# [Rows]
========================================

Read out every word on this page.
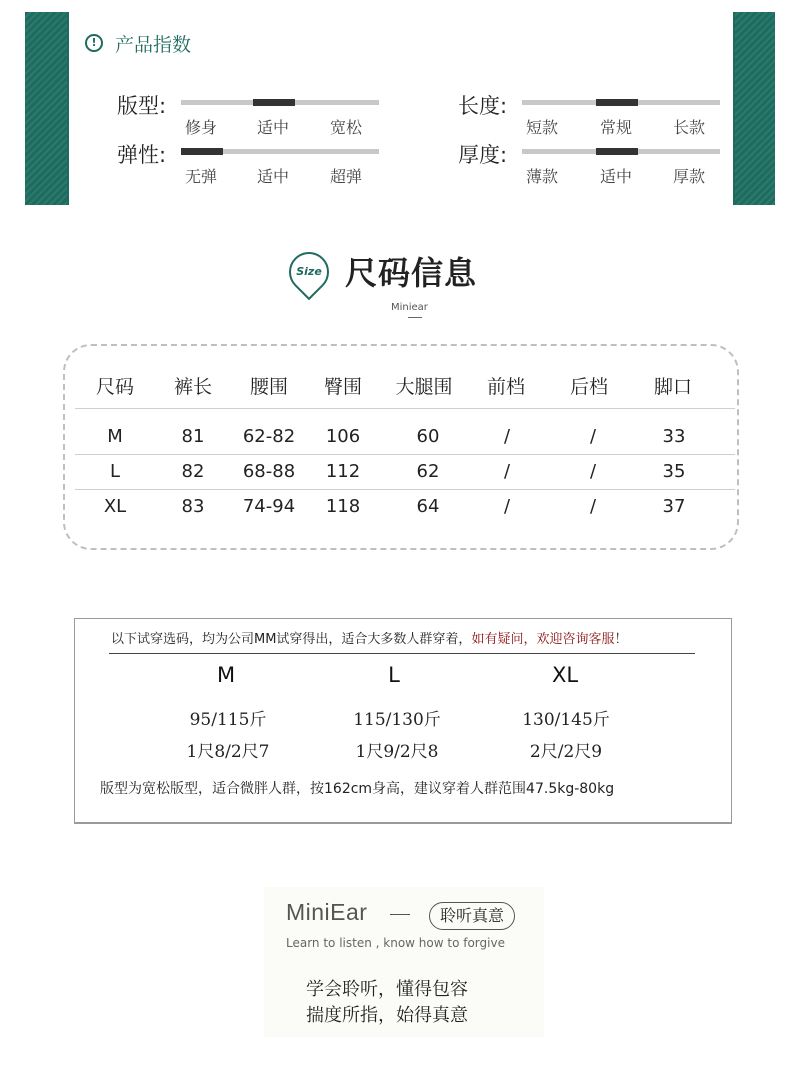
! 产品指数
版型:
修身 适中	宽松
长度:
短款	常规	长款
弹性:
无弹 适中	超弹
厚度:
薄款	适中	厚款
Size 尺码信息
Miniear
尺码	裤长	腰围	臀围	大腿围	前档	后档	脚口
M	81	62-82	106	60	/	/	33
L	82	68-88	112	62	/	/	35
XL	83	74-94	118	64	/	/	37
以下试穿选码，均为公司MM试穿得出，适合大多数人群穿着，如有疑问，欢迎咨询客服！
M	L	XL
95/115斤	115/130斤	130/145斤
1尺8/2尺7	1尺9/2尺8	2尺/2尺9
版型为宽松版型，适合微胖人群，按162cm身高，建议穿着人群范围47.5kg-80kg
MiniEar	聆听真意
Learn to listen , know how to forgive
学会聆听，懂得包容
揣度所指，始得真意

========================================

# [Challenge]
Reproduce the data verbatim. Do not carry any picture into the copy.

# [Answer to the exercise]
Read out every word on this page.
! 产品指数
版型:
修身 适中	宽松
长度:
短款	常规	长款
弹性:
无弹 适中	超弹
厚度:
薄款	适中	厚款
Size 尺码信息
Miniear
尺码	裤长	腰围	臀围	大腿围	前档	后档	脚口
M	81	62-82	106	60	/	/	33
L	82	68-88	112	62	/	/	35
XL	83	74-94	118	64	/	/	37
以下试穿选码，均为公司MM试穿得出，适合大多数人群穿着，如有疑问，欢迎咨询客服！
M	L	XL
95/115斤	115/130斤	130/145斤
1尺8/2尺7	1尺9/2尺8	2尺/2尺9
版型为宽松版型，适合微胖人群，按162cm身高，建议穿着人群范围47.5kg-80kg
MiniEar	聆听真意
Learn to listen , know how to forgive
学会聆听，懂得包容
揣度所指，始得真意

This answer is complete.